=== Data ===

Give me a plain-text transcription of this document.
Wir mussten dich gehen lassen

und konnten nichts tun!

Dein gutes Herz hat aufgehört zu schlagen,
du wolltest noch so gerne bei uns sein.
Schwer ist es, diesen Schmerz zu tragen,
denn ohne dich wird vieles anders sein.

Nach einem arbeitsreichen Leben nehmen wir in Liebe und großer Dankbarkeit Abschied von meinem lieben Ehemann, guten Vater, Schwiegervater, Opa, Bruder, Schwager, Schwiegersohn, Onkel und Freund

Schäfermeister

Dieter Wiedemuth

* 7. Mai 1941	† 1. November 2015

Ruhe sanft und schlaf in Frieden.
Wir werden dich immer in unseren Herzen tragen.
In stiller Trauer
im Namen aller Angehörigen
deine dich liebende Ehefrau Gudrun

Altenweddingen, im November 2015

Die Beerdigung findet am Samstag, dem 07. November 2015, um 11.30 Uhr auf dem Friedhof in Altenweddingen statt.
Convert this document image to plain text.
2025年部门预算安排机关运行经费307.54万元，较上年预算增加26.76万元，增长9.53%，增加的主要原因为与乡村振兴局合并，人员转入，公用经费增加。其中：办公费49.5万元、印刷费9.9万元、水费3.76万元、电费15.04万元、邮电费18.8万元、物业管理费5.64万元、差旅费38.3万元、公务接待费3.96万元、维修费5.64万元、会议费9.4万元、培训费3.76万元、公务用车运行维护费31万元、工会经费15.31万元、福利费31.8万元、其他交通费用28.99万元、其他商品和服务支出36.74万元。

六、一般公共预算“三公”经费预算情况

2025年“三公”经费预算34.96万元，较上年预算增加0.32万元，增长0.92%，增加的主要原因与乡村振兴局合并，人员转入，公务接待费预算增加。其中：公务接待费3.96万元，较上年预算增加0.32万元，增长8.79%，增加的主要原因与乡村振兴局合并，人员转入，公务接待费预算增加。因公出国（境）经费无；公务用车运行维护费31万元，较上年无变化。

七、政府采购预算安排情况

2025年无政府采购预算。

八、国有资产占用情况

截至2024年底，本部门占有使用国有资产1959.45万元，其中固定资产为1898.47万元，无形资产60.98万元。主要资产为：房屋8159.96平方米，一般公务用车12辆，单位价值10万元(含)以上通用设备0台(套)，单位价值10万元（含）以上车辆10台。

===

Find and count the lines of the data that include the string "November", and report that figure by itself.

Final answer ▸ 3